> _Task input_:

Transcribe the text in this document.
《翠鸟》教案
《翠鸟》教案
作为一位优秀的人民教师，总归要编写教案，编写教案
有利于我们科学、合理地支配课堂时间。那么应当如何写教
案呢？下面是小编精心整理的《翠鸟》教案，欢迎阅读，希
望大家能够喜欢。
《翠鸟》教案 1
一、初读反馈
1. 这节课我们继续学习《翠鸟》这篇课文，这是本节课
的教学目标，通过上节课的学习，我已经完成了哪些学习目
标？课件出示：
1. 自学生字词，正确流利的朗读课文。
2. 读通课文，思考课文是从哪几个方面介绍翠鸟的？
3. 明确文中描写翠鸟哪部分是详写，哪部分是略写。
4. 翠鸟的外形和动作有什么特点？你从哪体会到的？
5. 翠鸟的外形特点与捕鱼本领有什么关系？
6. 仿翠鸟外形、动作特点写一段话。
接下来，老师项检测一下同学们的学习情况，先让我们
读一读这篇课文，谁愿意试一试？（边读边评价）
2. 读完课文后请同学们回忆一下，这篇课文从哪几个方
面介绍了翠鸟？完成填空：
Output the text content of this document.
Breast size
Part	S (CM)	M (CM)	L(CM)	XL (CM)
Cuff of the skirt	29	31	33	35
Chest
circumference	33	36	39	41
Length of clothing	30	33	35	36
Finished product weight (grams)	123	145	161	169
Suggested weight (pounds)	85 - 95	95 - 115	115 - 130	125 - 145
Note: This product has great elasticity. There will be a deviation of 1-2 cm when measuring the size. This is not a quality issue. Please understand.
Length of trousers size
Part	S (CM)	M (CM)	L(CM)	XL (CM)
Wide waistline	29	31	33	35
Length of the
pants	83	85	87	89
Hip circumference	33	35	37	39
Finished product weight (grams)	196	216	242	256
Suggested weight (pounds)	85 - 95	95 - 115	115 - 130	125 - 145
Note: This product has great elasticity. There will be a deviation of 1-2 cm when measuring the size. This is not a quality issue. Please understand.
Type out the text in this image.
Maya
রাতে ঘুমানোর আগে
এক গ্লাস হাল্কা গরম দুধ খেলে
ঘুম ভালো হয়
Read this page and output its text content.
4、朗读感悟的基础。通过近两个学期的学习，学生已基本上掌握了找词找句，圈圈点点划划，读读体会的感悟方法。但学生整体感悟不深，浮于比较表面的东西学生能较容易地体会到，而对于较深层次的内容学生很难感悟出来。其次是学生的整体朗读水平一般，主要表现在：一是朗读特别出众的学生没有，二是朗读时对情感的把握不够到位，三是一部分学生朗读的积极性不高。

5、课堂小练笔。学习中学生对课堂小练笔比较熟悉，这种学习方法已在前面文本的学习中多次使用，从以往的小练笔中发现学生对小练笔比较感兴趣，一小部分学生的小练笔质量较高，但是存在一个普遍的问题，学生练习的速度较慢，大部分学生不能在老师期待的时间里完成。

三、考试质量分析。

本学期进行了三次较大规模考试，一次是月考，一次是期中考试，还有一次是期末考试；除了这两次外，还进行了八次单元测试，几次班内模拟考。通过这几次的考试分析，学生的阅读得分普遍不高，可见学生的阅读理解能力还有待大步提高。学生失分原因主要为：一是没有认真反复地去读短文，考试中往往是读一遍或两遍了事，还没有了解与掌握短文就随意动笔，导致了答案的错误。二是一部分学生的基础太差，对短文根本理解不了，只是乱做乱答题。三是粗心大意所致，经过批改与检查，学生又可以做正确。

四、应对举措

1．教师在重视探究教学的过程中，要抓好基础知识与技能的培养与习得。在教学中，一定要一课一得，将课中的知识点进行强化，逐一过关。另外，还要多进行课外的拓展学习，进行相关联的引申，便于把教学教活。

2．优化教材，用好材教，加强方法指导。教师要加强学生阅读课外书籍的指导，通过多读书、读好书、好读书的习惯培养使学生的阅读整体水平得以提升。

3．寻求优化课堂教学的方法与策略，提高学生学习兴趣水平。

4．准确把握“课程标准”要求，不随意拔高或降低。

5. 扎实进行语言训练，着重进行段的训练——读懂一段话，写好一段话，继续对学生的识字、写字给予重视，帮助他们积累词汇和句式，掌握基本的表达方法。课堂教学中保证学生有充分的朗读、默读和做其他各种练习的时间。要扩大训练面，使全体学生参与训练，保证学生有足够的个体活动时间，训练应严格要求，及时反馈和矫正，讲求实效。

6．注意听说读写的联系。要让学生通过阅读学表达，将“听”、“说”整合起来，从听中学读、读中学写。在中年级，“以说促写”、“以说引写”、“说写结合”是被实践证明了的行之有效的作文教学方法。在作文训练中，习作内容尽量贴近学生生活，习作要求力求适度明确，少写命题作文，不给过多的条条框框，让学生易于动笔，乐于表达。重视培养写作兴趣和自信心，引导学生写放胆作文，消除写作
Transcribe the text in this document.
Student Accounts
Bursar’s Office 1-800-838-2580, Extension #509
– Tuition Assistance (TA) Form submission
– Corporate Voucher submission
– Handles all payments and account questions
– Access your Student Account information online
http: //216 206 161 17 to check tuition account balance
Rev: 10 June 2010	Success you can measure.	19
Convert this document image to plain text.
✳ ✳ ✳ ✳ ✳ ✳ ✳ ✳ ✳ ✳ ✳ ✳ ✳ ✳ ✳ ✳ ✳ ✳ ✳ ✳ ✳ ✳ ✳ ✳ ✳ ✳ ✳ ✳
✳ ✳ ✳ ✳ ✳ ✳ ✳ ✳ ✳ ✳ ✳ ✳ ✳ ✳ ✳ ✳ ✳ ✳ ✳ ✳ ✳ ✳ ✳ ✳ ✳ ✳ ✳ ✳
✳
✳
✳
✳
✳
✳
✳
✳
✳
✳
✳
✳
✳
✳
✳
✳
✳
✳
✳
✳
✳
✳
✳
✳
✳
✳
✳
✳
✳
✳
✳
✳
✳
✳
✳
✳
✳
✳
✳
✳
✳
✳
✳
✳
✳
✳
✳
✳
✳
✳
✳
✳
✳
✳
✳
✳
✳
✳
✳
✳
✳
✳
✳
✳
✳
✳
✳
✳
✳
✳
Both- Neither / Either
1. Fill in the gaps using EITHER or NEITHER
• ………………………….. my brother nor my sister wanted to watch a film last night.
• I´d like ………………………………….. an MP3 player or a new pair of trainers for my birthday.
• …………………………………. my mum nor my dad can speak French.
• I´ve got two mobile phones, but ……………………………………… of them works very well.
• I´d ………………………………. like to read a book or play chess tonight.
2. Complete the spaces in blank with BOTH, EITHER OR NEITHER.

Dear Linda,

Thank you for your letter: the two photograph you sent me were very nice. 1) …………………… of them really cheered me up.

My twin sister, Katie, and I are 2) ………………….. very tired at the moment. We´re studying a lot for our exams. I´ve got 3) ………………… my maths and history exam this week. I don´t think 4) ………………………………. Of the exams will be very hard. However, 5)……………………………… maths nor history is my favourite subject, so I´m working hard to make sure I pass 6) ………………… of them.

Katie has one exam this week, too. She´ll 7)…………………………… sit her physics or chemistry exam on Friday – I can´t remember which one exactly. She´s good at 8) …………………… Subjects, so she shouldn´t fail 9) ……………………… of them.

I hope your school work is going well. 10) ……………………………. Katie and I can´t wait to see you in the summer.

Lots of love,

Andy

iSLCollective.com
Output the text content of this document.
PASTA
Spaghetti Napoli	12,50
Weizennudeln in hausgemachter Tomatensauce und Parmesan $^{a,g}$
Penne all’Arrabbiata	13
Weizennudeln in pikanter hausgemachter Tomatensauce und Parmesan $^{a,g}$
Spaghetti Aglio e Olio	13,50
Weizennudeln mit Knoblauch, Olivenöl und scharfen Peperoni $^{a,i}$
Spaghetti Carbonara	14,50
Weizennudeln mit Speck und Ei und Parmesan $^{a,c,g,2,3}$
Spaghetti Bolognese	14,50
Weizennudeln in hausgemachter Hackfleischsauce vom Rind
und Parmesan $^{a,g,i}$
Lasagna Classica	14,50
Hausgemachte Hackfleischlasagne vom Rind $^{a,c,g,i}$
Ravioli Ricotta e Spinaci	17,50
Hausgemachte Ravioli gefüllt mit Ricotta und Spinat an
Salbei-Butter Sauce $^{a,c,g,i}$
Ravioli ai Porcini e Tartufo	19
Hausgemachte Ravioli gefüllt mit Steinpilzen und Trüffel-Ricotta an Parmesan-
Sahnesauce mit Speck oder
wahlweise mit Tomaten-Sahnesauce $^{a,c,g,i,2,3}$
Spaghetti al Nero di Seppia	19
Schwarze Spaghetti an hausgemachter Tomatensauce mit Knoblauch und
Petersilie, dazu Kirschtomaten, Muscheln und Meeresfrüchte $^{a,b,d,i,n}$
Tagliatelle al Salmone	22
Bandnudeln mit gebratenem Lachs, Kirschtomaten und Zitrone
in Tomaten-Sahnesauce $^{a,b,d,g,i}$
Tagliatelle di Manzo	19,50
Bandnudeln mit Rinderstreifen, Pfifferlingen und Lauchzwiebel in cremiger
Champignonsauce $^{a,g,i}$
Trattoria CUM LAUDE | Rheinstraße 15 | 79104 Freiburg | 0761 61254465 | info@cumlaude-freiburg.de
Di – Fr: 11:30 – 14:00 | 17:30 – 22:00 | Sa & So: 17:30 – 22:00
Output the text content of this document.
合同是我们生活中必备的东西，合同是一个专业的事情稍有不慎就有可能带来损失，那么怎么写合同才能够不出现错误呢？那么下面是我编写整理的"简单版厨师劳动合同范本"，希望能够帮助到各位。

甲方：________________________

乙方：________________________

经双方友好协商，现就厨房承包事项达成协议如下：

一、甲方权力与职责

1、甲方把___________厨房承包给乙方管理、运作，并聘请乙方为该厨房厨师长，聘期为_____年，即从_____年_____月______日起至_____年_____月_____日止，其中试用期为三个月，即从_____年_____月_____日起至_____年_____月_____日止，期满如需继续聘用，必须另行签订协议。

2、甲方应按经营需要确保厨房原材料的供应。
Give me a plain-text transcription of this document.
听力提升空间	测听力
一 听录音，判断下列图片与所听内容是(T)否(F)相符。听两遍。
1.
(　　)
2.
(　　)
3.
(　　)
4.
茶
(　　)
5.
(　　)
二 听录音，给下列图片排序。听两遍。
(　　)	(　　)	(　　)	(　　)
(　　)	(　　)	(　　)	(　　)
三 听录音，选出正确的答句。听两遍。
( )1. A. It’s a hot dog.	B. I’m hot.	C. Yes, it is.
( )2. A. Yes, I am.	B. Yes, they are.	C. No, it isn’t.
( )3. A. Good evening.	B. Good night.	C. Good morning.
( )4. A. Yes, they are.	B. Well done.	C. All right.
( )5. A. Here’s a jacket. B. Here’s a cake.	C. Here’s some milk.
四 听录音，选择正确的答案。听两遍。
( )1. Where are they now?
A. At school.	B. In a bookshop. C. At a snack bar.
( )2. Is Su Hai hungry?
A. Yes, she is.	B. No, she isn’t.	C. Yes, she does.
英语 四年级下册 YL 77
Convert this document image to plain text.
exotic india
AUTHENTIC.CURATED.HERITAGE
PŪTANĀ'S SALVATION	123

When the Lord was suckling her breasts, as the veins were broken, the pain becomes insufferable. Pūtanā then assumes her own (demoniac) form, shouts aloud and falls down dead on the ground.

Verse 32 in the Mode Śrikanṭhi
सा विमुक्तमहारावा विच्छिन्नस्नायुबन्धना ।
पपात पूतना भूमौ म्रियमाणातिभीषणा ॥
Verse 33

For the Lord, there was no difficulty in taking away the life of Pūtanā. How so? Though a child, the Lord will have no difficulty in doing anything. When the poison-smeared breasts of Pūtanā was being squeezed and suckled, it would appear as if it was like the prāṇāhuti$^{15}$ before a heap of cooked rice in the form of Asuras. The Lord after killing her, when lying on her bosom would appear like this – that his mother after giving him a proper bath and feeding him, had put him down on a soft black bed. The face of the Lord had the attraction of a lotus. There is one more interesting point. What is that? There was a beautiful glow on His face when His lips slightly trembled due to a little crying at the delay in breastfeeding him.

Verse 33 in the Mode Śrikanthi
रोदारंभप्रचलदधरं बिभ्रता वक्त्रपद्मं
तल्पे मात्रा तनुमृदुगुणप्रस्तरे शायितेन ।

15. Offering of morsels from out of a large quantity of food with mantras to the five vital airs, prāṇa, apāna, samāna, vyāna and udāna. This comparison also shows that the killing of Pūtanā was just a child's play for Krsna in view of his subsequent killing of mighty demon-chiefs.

> _Given problem_: Only lines with "Bandnudeln" are wanted here; list each of them.

> _Output of the exercise_:
Bandnudeln mit gebratenem Lachs, Kirschtomaten und Zitrone
Bandnudeln mit Rinderstreifen, Pfifferlingen und Lauchzwiebel in cremiger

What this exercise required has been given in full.